> Data supplied:
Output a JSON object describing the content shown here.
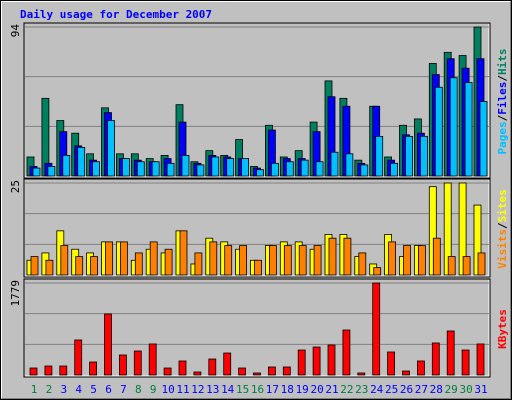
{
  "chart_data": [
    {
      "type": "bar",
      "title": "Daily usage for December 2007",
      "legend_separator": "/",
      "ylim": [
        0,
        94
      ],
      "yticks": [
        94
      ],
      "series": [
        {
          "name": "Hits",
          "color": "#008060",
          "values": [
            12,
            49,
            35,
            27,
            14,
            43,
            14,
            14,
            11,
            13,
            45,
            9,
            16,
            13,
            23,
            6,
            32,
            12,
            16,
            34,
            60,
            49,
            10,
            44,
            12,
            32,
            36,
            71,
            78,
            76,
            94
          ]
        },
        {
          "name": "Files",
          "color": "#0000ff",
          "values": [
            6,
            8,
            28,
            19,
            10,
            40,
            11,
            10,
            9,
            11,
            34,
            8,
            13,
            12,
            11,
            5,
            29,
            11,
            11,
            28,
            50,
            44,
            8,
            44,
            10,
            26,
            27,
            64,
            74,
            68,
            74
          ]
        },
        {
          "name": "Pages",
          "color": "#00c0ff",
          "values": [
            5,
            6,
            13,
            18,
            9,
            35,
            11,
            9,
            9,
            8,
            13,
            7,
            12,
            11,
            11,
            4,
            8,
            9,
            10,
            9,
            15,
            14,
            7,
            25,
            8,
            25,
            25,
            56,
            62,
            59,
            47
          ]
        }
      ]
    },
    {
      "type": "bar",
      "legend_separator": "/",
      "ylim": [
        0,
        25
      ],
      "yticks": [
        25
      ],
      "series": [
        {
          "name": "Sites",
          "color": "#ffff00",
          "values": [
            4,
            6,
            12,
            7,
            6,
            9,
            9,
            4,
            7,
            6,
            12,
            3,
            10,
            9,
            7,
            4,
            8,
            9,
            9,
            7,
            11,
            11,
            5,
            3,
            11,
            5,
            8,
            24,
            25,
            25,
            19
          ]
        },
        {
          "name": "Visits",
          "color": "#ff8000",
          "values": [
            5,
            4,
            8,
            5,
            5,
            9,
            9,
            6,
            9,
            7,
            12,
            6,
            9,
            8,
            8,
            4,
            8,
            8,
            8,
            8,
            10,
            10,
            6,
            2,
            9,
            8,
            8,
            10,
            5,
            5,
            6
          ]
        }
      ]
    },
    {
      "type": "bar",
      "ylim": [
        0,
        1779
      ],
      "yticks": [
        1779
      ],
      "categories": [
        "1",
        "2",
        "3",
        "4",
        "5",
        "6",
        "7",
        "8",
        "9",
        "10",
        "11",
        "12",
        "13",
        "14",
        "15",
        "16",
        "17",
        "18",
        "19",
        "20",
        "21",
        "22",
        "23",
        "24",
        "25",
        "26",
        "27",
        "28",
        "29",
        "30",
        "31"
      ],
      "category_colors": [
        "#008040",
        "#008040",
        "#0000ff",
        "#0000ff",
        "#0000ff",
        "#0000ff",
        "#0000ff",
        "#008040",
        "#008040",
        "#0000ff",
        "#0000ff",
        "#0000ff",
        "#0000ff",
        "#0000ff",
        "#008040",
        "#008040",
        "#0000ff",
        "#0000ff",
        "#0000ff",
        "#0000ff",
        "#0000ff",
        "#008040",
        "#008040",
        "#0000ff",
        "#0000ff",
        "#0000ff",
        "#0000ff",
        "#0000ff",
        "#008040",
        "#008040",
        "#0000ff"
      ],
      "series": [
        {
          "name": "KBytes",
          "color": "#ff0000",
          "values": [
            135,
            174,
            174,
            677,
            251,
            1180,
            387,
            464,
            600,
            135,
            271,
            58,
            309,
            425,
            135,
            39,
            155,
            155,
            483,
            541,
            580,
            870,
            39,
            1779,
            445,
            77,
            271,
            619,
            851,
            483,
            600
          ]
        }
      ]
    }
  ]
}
* * *
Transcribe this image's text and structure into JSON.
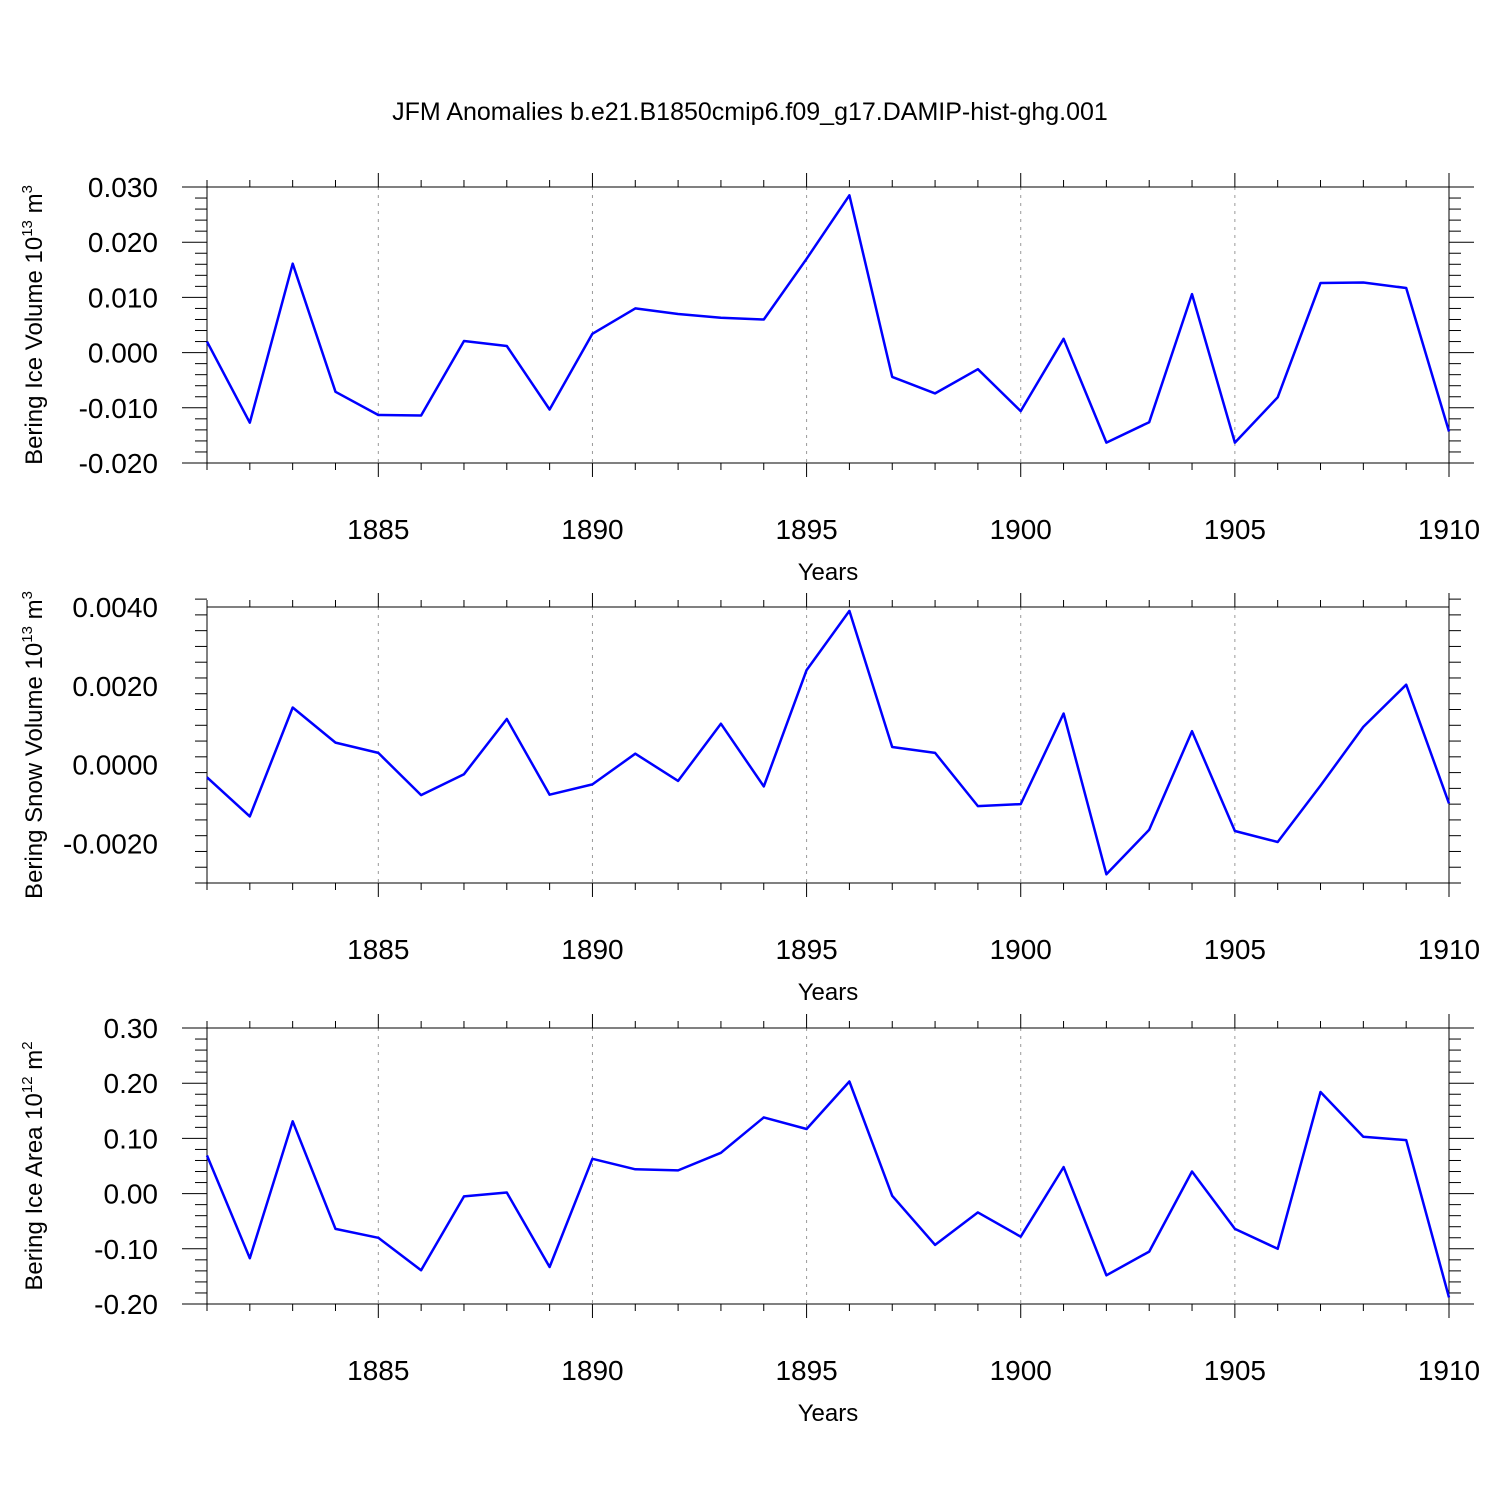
---
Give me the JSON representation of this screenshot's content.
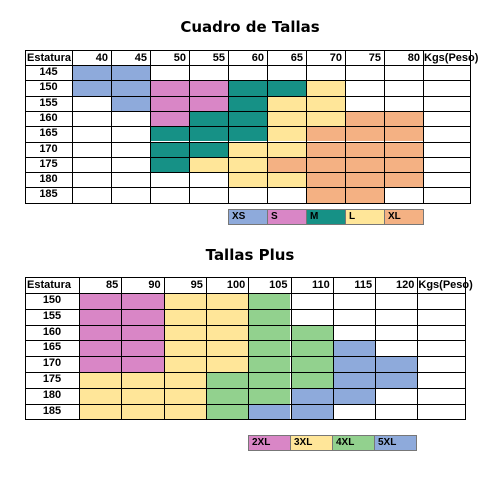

> Task prompt:
Out of the preceding entries, pull every line containing the string "this".

> Exercise answer:
Transcribe this image's text and structure into JSON.
Give me the JSON representation of this screenshot's content.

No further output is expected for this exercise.